### Job A
Please copy the entries word for word, starting with the line that contains "y-tick-label: 250 <box>94 285 143 317</box>" and going on through the line that contains "panel-d: 50 100".

### Passage
<<<<

The code was written in Python 3 and requires the following packages: NumPy, Pandas, Chardet, Collections, Seaborn, Matplotlib, String, Time, NLTK, Scikit-Learn (sklearn), Keras and SciPy.
Author attribution "is the task of identifying the author of a given text from a (given) set of suspects" (Mohsen et al. (2016)). Up until early this century, it was believed that texts had to be a minimum of 250 words in length for the stylometric characteristics to be apparent and for author attribution to be successful. However, recent research has demonstrated the successful application of author attribution techniques to Twitter messages ("tweets"), which "average less than 25 words" in length and are "often less than 10" words long (Green and Sheppard (2013)).
Tweets are currently limited to 280 characters, and prior to November 2017, were limited to 140 characters. As a result, "tweets are relatively self-contained and have smaller sentence length variance compared to excerpts from longer text" (Schwartz (2013)). It is possible that these characteristics are the reason why author attribution techniques, that have previously fallen apart when applied to shorter texts, have succeeded when applied to tweets. It is also possible that, had more modern machine learning algorithms, such as support vector machines (SVMs) and neural networks, been in common usage when the previously mentioned conclusions were drawn about the minimum text length required to successfully identify the author of a text, that different conclusions may have been reached.

>>>>

### Job B
In the passage on author attribution, what was the character limit for tweets before November 2017?

### Dataset entries
<<<<

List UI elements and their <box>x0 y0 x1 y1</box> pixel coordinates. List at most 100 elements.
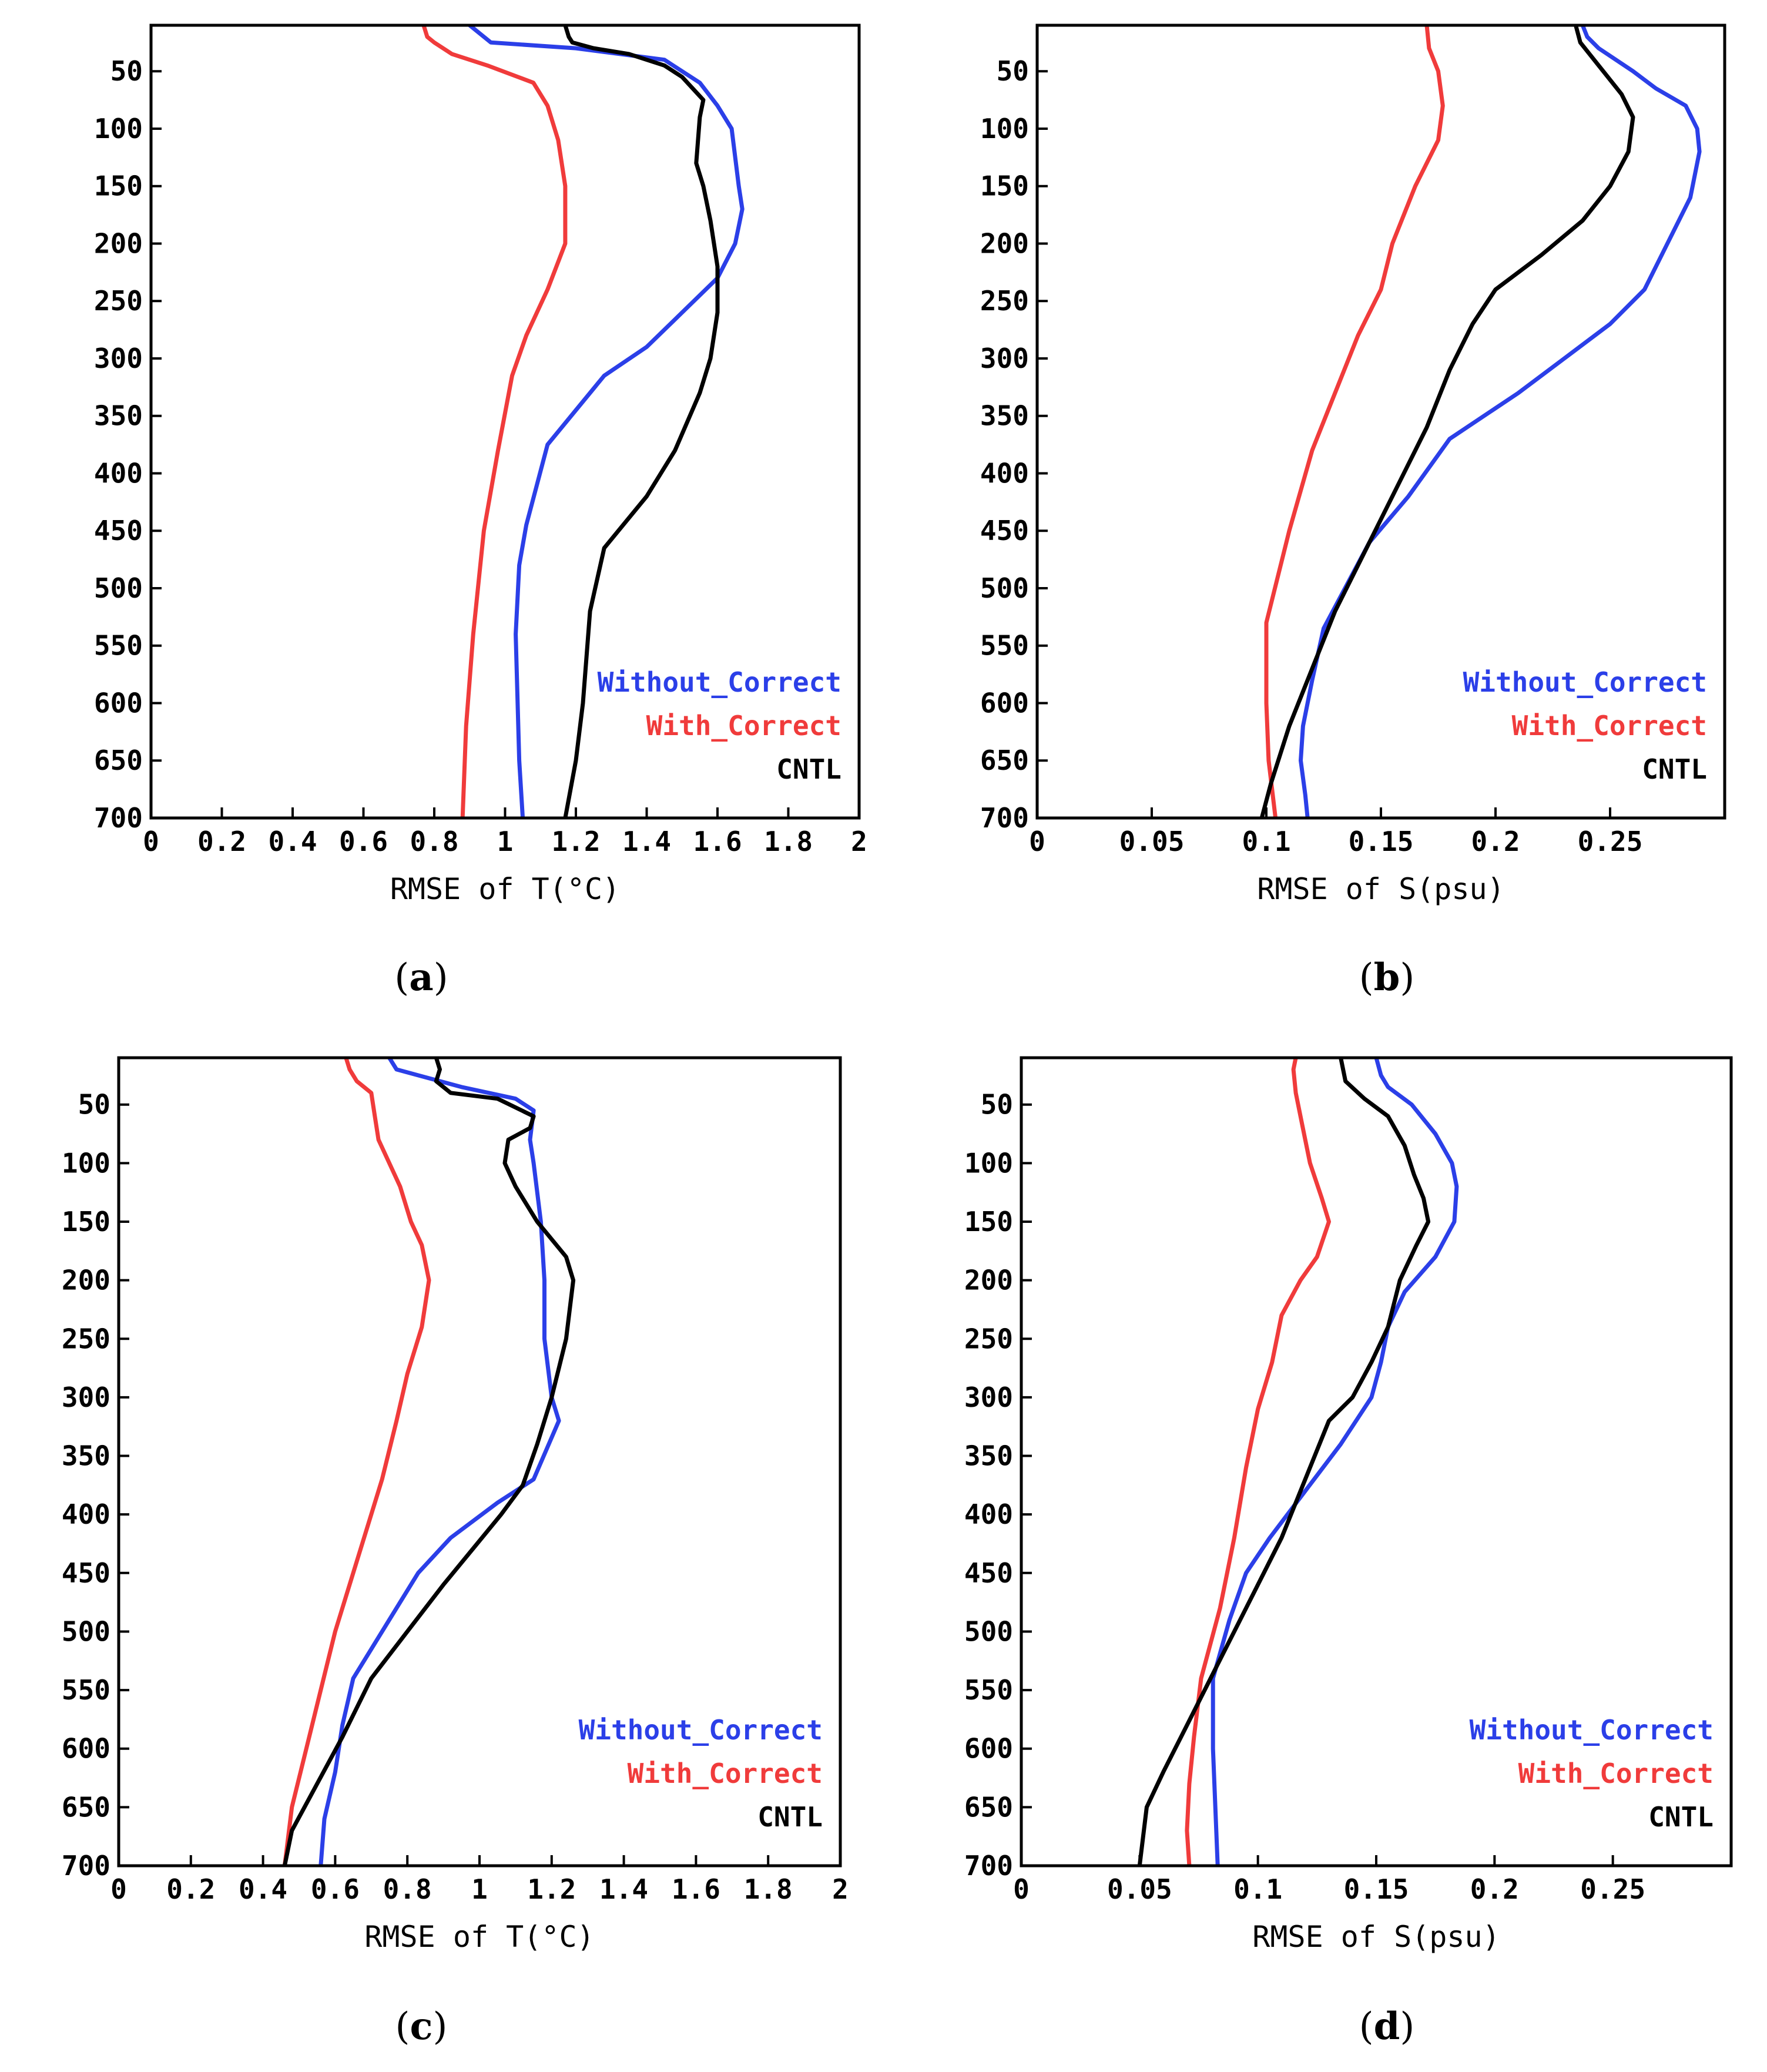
y-tick-label: 250 <box>94 285 143 317</box>
legend-entry-without-correct: Without_Correct <box>1470 1714 1714 1746</box>
panel-caption-letter: b <box>1374 955 1400 1000</box>
x-tick-label: 0.2 <box>166 1873 215 1905</box>
series-line-cntl <box>563 25 720 818</box>
legend-entry-cntl: CNTL <box>1648 1801 1714 1833</box>
x-tick-label: 0 <box>1013 1873 1030 1905</box>
legend-entry-cntl: CNTL <box>776 753 841 785</box>
series-line-with-correct <box>421 25 568 818</box>
y-tick-label: 350 <box>980 400 1029 432</box>
x-tick-label: 0.1 <box>1233 1873 1282 1905</box>
panel-d: 50 100 150 200 250 300 350 400 450 500 550 600 650 70… <box>964 1056 1733 2048</box>
y-tick-label: 50 <box>997 55 1029 87</box>
legend-entry-without-correct: Without_Correct <box>598 666 841 698</box>
x-tick-label: 1.6 <box>693 826 742 857</box>
series-line-cntl <box>1259 25 1635 818</box>
series-line-without-correct <box>467 25 745 818</box>
series-line-cntl <box>282 1058 576 1866</box>
panel-caption: (a) <box>394 955 448 1000</box>
x-tick-label: 1 <box>497 826 514 857</box>
x-tick-label: 0.15 <box>1344 1873 1409 1905</box>
panel-caption: (d) <box>1359 2004 1415 2048</box>
y-tick-label: 150 <box>94 170 143 202</box>
x-tick-label: 0 <box>110 1873 127 1905</box>
y-tick-label: 500 <box>964 1615 1013 1647</box>
x-tick-label: 1.2 <box>551 826 600 857</box>
y-tick-label: 150 <box>964 1206 1013 1238</box>
y-tick-label: 100 <box>62 1147 110 1179</box>
y-tick-label: 100 <box>964 1147 1013 1179</box>
series-line-with-correct <box>282 1058 431 1866</box>
x-tick-label: 0.2 <box>197 826 246 857</box>
series-line-cntl <box>1137 1058 1431 1866</box>
y-tick-label: 600 <box>964 1733 1013 1765</box>
y-tick-label: 700 <box>964 1850 1013 1882</box>
y-tick-label: 150 <box>980 170 1029 202</box>
legend-entry-without-correct: Without_Correct <box>579 1714 823 1746</box>
x-tick-label: 1.4 <box>599 1873 648 1905</box>
series-line-without-correct <box>318 1058 561 1866</box>
y-tick-label: 600 <box>94 687 143 719</box>
y-tick-label: 650 <box>94 745 143 776</box>
y-tick-label: 50 <box>981 1089 1013 1121</box>
legend-entry-without-correct: Without_Correct <box>1463 666 1707 698</box>
y-tick-label: 200 <box>964 1265 1013 1296</box>
series-line-without-correct <box>1299 25 1702 818</box>
x-tick-label: 0.1 <box>1242 826 1290 857</box>
x-tick-label: 0.8 <box>410 826 458 857</box>
x-tick-label: 1.6 <box>672 1873 720 1905</box>
y-tick-label: 350 <box>94 400 143 432</box>
y-tick-label: 700 <box>94 802 143 834</box>
x-tick-label: 0.4 <box>239 1873 287 1905</box>
x-tick-label: 0.6 <box>339 826 388 857</box>
panel-caption-letter: a <box>409 955 433 1000</box>
x-tick-label: 1.8 <box>744 1873 793 1905</box>
y-tick-label: 600 <box>980 687 1029 719</box>
y-tick-label: 450 <box>980 515 1029 547</box>
x-tick-label: 2 <box>832 1873 849 1905</box>
y-tick-label: 100 <box>94 113 143 145</box>
y-tick-label: 400 <box>964 1498 1013 1530</box>
y-tick-label: 700 <box>980 802 1029 834</box>
series-line-with-correct <box>1185 1058 1331 1866</box>
series-group <box>1137 1058 1459 1866</box>
y-tick-label: 350 <box>964 1440 1013 1472</box>
x-tick-label: 0 <box>1029 826 1045 857</box>
y-tick-label: 550 <box>62 1674 110 1706</box>
y-tick-label: 600 <box>62 1733 110 1765</box>
x-tick-label: 0.25 <box>1578 826 1643 857</box>
y-tick-label: 200 <box>94 227 143 259</box>
y-tick-label: 50 <box>78 1089 110 1121</box>
x-tick-label: 0.4 <box>268 826 317 857</box>
series-line-with-correct <box>1264 25 1445 818</box>
legend-entry-with-correct: With_Correct <box>1518 1758 1714 1789</box>
x-tick-label: 0.2 <box>1471 826 1520 857</box>
y-tick-label: 250 <box>980 285 1029 317</box>
y-tick-label: 300 <box>980 343 1029 374</box>
y-tick-label: 550 <box>980 630 1029 662</box>
y-tick-label: 150 <box>62 1206 110 1238</box>
y-tick-label: 550 <box>964 1674 1013 1706</box>
y-tick-label: 50 <box>110 55 143 87</box>
y-tick-label: 100 <box>980 113 1029 145</box>
x-tick-label: 0.25 <box>1580 1873 1645 1905</box>
panel-caption-letter: c <box>410 2004 433 2048</box>
x-tick-label: 1.4 <box>622 826 671 857</box>
y-tick-label: 450 <box>62 1557 110 1589</box>
panel-caption-letter: d <box>1374 2004 1400 2048</box>
panel-a: 50 100 150 200 250 300 350 400 450 500 550 600 650 70… <box>94 24 867 1000</box>
y-tick-label: 650 <box>62 1791 110 1823</box>
y-tick-label: 500 <box>94 572 143 604</box>
x-tick-label: 0.15 <box>1349 826 1414 857</box>
legend-entry-cntl: CNTL <box>1642 753 1707 785</box>
x-axis-title: RMSE of T(°C) <box>364 1920 594 1954</box>
panel-b: 50 100 150 200 250 300 350 400 450 500 550 600 650 70… <box>980 24 1726 1000</box>
y-tick-label: 400 <box>980 457 1029 489</box>
panel-caption: (c) <box>395 2004 448 2048</box>
y-tick-label: 300 <box>62 1382 110 1413</box>
y-tick-label: 450 <box>94 515 143 547</box>
y-tick-label: 500 <box>980 572 1029 604</box>
x-axis-title: RMSE of S(psu) <box>1252 1920 1500 1954</box>
x-axis-title: RMSE of T(°C) <box>390 872 620 906</box>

>>>>

### Correct answer A
y-tick-label: 250 <box>94 285 143 317</box>
legend-entry-without-correct: Without_Correct <box>1470 1714 1714 1746</box>
panel-caption-letter: b <box>1374 955 1400 1000</box>
x-tick-label: 0.2 <box>166 1873 215 1905</box>
series-line-cntl <box>563 25 720 818</box>
legend-entry-cntl: CNTL <box>1648 1801 1714 1833</box>
x-tick-label: 0 <box>1013 1873 1030 1905</box>
legend-entry-cntl: CNTL <box>776 753 841 785</box>
series-line-with-correct <box>421 25 568 818</box>
y-tick-label: 350 <box>980 400 1029 432</box>
x-tick-label: 0.1 <box>1233 1873 1282 1905</box>
panel-d: 50 100 150 200 250 300 350 400 450 500 550 600 650 70… <box>964 1056 1733 2048</box>

### Correct answer B
140 characters